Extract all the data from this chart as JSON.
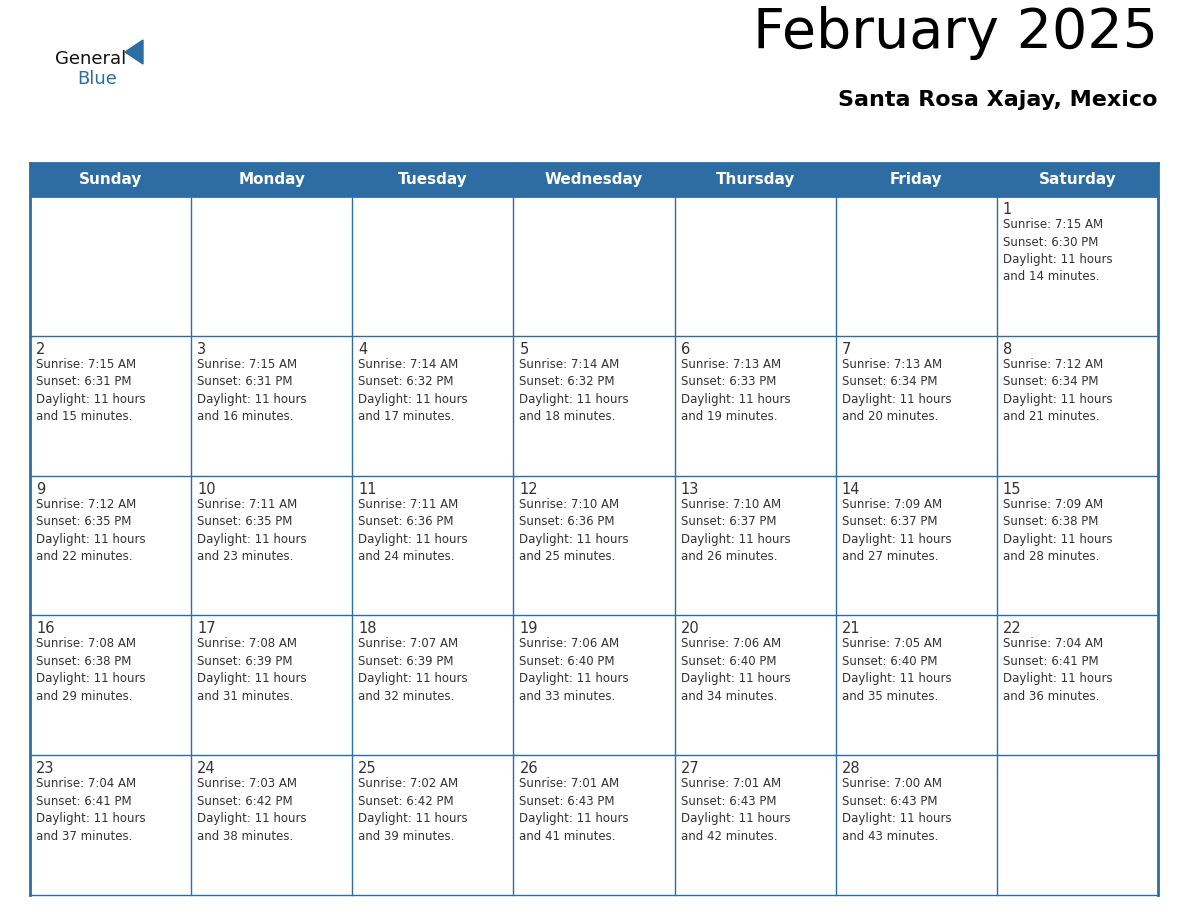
{
  "title": "February 2025",
  "subtitle": "Santa Rosa Xajay, Mexico",
  "header_bg": "#2d6da3",
  "header_text_color": "#ffffff",
  "cell_bg": "#ffffff",
  "row1_bg": "#f0f0f0",
  "border_color": "#2d6da3",
  "text_color": "#333333",
  "days_of_week": [
    "Sunday",
    "Monday",
    "Tuesday",
    "Wednesday",
    "Thursday",
    "Friday",
    "Saturday"
  ],
  "logo_general_color": "#111111",
  "logo_blue_color": "#2d6da3",
  "logo_triangle_color": "#2d6da3",
  "calendar_data": [
    [
      null,
      null,
      null,
      null,
      null,
      null,
      {
        "day": "1",
        "sunrise": "7:15 AM",
        "sunset": "6:30 PM",
        "daylight": "11 hours\nand 14 minutes."
      }
    ],
    [
      {
        "day": "2",
        "sunrise": "7:15 AM",
        "sunset": "6:31 PM",
        "daylight": "11 hours\nand 15 minutes."
      },
      {
        "day": "3",
        "sunrise": "7:15 AM",
        "sunset": "6:31 PM",
        "daylight": "11 hours\nand 16 minutes."
      },
      {
        "day": "4",
        "sunrise": "7:14 AM",
        "sunset": "6:32 PM",
        "daylight": "11 hours\nand 17 minutes."
      },
      {
        "day": "5",
        "sunrise": "7:14 AM",
        "sunset": "6:32 PM",
        "daylight": "11 hours\nand 18 minutes."
      },
      {
        "day": "6",
        "sunrise": "7:13 AM",
        "sunset": "6:33 PM",
        "daylight": "11 hours\nand 19 minutes."
      },
      {
        "day": "7",
        "sunrise": "7:13 AM",
        "sunset": "6:34 PM",
        "daylight": "11 hours\nand 20 minutes."
      },
      {
        "day": "8",
        "sunrise": "7:12 AM",
        "sunset": "6:34 PM",
        "daylight": "11 hours\nand 21 minutes."
      }
    ],
    [
      {
        "day": "9",
        "sunrise": "7:12 AM",
        "sunset": "6:35 PM",
        "daylight": "11 hours\nand 22 minutes."
      },
      {
        "day": "10",
        "sunrise": "7:11 AM",
        "sunset": "6:35 PM",
        "daylight": "11 hours\nand 23 minutes."
      },
      {
        "day": "11",
        "sunrise": "7:11 AM",
        "sunset": "6:36 PM",
        "daylight": "11 hours\nand 24 minutes."
      },
      {
        "day": "12",
        "sunrise": "7:10 AM",
        "sunset": "6:36 PM",
        "daylight": "11 hours\nand 25 minutes."
      },
      {
        "day": "13",
        "sunrise": "7:10 AM",
        "sunset": "6:37 PM",
        "daylight": "11 hours\nand 26 minutes."
      },
      {
        "day": "14",
        "sunrise": "7:09 AM",
        "sunset": "6:37 PM",
        "daylight": "11 hours\nand 27 minutes."
      },
      {
        "day": "15",
        "sunrise": "7:09 AM",
        "sunset": "6:38 PM",
        "daylight": "11 hours\nand 28 minutes."
      }
    ],
    [
      {
        "day": "16",
        "sunrise": "7:08 AM",
        "sunset": "6:38 PM",
        "daylight": "11 hours\nand 29 minutes."
      },
      {
        "day": "17",
        "sunrise": "7:08 AM",
        "sunset": "6:39 PM",
        "daylight": "11 hours\nand 31 minutes."
      },
      {
        "day": "18",
        "sunrise": "7:07 AM",
        "sunset": "6:39 PM",
        "daylight": "11 hours\nand 32 minutes."
      },
      {
        "day": "19",
        "sunrise": "7:06 AM",
        "sunset": "6:40 PM",
        "daylight": "11 hours\nand 33 minutes."
      },
      {
        "day": "20",
        "sunrise": "7:06 AM",
        "sunset": "6:40 PM",
        "daylight": "11 hours\nand 34 minutes."
      },
      {
        "day": "21",
        "sunrise": "7:05 AM",
        "sunset": "6:40 PM",
        "daylight": "11 hours\nand 35 minutes."
      },
      {
        "day": "22",
        "sunrise": "7:04 AM",
        "sunset": "6:41 PM",
        "daylight": "11 hours\nand 36 minutes."
      }
    ],
    [
      {
        "day": "23",
        "sunrise": "7:04 AM",
        "sunset": "6:41 PM",
        "daylight": "11 hours\nand 37 minutes."
      },
      {
        "day": "24",
        "sunrise": "7:03 AM",
        "sunset": "6:42 PM",
        "daylight": "11 hours\nand 38 minutes."
      },
      {
        "day": "25",
        "sunrise": "7:02 AM",
        "sunset": "6:42 PM",
        "daylight": "11 hours\nand 39 minutes."
      },
      {
        "day": "26",
        "sunrise": "7:01 AM",
        "sunset": "6:43 PM",
        "daylight": "11 hours\nand 41 minutes."
      },
      {
        "day": "27",
        "sunrise": "7:01 AM",
        "sunset": "6:43 PM",
        "daylight": "11 hours\nand 42 minutes."
      },
      {
        "day": "28",
        "sunrise": "7:00 AM",
        "sunset": "6:43 PM",
        "daylight": "11 hours\nand 43 minutes."
      },
      null
    ]
  ]
}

Requirements: Repeat each record exactly, with the pictures left out.

Reply:
Extract all the data from this chart as JSON.
{
  "title": "February 2025",
  "subtitle": "Santa Rosa Xajay, Mexico",
  "header_bg": "#2d6da3",
  "header_text_color": "#ffffff",
  "cell_bg": "#ffffff",
  "row1_bg": "#f0f0f0",
  "border_color": "#2d6da3",
  "text_color": "#333333",
  "days_of_week": [
    "Sunday",
    "Monday",
    "Tuesday",
    "Wednesday",
    "Thursday",
    "Friday",
    "Saturday"
  ],
  "logo_general_color": "#111111",
  "logo_blue_color": "#2d6da3",
  "logo_triangle_color": "#2d6da3",
  "calendar_data": [
    [
      null,
      null,
      null,
      null,
      null,
      null,
      {
        "day": "1",
        "sunrise": "7:15 AM",
        "sunset": "6:30 PM",
        "daylight": "11 hours\nand 14 minutes."
      }
    ],
    [
      {
        "day": "2",
        "sunrise": "7:15 AM",
        "sunset": "6:31 PM",
        "daylight": "11 hours\nand 15 minutes."
      },
      {
        "day": "3",
        "sunrise": "7:15 AM",
        "sunset": "6:31 PM",
        "daylight": "11 hours\nand 16 minutes."
      },
      {
        "day": "4",
        "sunrise": "7:14 AM",
        "sunset": "6:32 PM",
        "daylight": "11 hours\nand 17 minutes."
      },
      {
        "day": "5",
        "sunrise": "7:14 AM",
        "sunset": "6:32 PM",
        "daylight": "11 hours\nand 18 minutes."
      },
      {
        "day": "6",
        "sunrise": "7:13 AM",
        "sunset": "6:33 PM",
        "daylight": "11 hours\nand 19 minutes."
      },
      {
        "day": "7",
        "sunrise": "7:13 AM",
        "sunset": "6:34 PM",
        "daylight": "11 hours\nand 20 minutes."
      },
      {
        "day": "8",
        "sunrise": "7:12 AM",
        "sunset": "6:34 PM",
        "daylight": "11 hours\nand 21 minutes."
      }
    ],
    [
      {
        "day": "9",
        "sunrise": "7:12 AM",
        "sunset": "6:35 PM",
        "daylight": "11 hours\nand 22 minutes."
      },
      {
        "day": "10",
        "sunrise": "7:11 AM",
        "sunset": "6:35 PM",
        "daylight": "11 hours\nand 23 minutes."
      },
      {
        "day": "11",
        "sunrise": "7:11 AM",
        "sunset": "6:36 PM",
        "daylight": "11 hours\nand 24 minutes."
      },
      {
        "day": "12",
        "sunrise": "7:10 AM",
        "sunset": "6:36 PM",
        "daylight": "11 hours\nand 25 minutes."
      },
      {
        "day": "13",
        "sunrise": "7:10 AM",
        "sunset": "6:37 PM",
        "daylight": "11 hours\nand 26 minutes."
      },
      {
        "day": "14",
        "sunrise": "7:09 AM",
        "sunset": "6:37 PM",
        "daylight": "11 hours\nand 27 minutes."
      },
      {
        "day": "15",
        "sunrise": "7:09 AM",
        "sunset": "6:38 PM",
        "daylight": "11 hours\nand 28 minutes."
      }
    ],
    [
      {
        "day": "16",
        "sunrise": "7:08 AM",
        "sunset": "6:38 PM",
        "daylight": "11 hours\nand 29 minutes."
      },
      {
        "day": "17",
        "sunrise": "7:08 AM",
        "sunset": "6:39 PM",
        "daylight": "11 hours\nand 31 minutes."
      },
      {
        "day": "18",
        "sunrise": "7:07 AM",
        "sunset": "6:39 PM",
        "daylight": "11 hours\nand 32 minutes."
      },
      {
        "day": "19",
        "sunrise": "7:06 AM",
        "sunset": "6:40 PM",
        "daylight": "11 hours\nand 33 minutes."
      },
      {
        "day": "20",
        "sunrise": "7:06 AM",
        "sunset": "6:40 PM",
        "daylight": "11 hours\nand 34 minutes."
      },
      {
        "day": "21",
        "sunrise": "7:05 AM",
        "sunset": "6:40 PM",
        "daylight": "11 hours\nand 35 minutes."
      },
      {
        "day": "22",
        "sunrise": "7:04 AM",
        "sunset": "6:41 PM",
        "daylight": "11 hours\nand 36 minutes."
      }
    ],
    [
      {
        "day": "23",
        "sunrise": "7:04 AM",
        "sunset": "6:41 PM",
        "daylight": "11 hours\nand 37 minutes."
      },
      {
        "day": "24",
        "sunrise": "7:03 AM",
        "sunset": "6:42 PM",
        "daylight": "11 hours\nand 38 minutes."
      },
      {
        "day": "25",
        "sunrise": "7:02 AM",
        "sunset": "6:42 PM",
        "daylight": "11 hours\nand 39 minutes."
      },
      {
        "day": "26",
        "sunrise": "7:01 AM",
        "sunset": "6:43 PM",
        "daylight": "11 hours\nand 41 minutes."
      },
      {
        "day": "27",
        "sunrise": "7:01 AM",
        "sunset": "6:43 PM",
        "daylight": "11 hours\nand 42 minutes."
      },
      {
        "day": "28",
        "sunrise": "7:00 AM",
        "sunset": "6:43 PM",
        "daylight": "11 hours\nand 43 minutes."
      },
      null
    ]
  ]
}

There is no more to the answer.